## Your instructions
The records below must be duplicated exactly, character for character.

### Records for this task

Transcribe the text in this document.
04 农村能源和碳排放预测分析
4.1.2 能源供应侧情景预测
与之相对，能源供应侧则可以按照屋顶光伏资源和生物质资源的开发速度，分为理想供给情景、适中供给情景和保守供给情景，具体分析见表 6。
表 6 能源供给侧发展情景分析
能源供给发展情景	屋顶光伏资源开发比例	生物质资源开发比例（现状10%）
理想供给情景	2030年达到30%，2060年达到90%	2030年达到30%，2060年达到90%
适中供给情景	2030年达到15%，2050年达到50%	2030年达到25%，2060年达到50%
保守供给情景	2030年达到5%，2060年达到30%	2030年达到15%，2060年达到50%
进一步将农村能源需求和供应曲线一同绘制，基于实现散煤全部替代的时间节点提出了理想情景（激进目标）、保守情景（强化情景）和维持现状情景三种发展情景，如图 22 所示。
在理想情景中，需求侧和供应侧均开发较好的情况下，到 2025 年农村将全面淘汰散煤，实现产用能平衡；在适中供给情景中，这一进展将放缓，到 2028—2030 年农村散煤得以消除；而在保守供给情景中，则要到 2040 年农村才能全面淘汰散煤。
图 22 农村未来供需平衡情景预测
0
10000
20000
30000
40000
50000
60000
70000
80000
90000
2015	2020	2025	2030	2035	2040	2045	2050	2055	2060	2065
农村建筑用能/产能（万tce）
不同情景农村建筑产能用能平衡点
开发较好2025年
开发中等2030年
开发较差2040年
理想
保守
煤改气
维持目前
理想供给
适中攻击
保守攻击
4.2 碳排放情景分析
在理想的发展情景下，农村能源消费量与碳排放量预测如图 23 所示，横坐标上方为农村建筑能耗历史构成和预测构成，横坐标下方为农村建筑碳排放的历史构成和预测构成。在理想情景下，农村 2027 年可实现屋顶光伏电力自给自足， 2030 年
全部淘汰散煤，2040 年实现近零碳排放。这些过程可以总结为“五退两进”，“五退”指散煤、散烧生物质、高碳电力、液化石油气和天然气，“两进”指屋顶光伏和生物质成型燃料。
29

######

## Written response
Transcribe the text in this document.
04 农村能源和碳排放预测分析
4.1.2 能源供应侧情景预测
与之相对，能源供应侧则可以按照屋顶光伏资源和生物质资源的开发速度，分为理想供给情景、适中供给情景和保守供给情景，具体分析见表 6。
表 6 能源供给侧发展情景分析
能源供给发展情景	屋顶光伏资源开发比例	生物质资源开发比例（现状10%）
理想供给情景	2030年达到30%，2060年达到90%	2030年达到30%，2060年达到90%
适中供给情景	2030年达到15%，2050年达到50%	2030年达到25%，2060年达到50%
保守供给情景	2030年达到5%，2060年达到30%	2030年达到15%，2060年达到50%
进一步将农村能源需求和供应曲线一同绘制，基于实现散煤全部替代的时间节点提出了理想情景（激进目标）、保守情景（强化情景）和维持现状情景三种发展情景，如图 22 所示。
在理想情景中，需求侧和供应侧均开发较好的情况下，到 2025 年农村将全面淘汰散煤，实现产用能平衡；在适中供给情景中，这一进展将放缓，到 2028—2030 年农村散煤得以消除；而在保守供给情景中，则要到 2040 年农村才能全面淘汰散煤。
图 22 农村未来供需平衡情景预测
0
10000
20000
30000
40000
50000
60000
70000
80000
90000
2015	2020	2025	2030	2035	2040	2045	2050	2055	2060	2065
农村建筑用能/产能（万tce）
不同情景农村建筑产能用能平衡点
开发较好2025年
开发中等2030年
开发较差2040年
理想
保守
煤改气
维持目前
理想供给
适中攻击
保守攻击
4.2 碳排放情景分析
在理想的发展情景下，农村能源消费量与碳排放量预测如图 23 所示，横坐标上方为农村建筑能耗历史构成和预测构成，横坐标下方为农村建筑碳排放的历史构成和预测构成。在理想情景下，农村 2027 年可实现屋顶光伏电力自给自足， 2030 年
全部淘汰散煤，2040 年实现近零碳排放。这些过程可以总结为“五退两进”，“五退”指散煤、散烧生物质、高碳电力、液化石油气和天然气，“两进”指屋顶光伏和生物质成型燃料。
29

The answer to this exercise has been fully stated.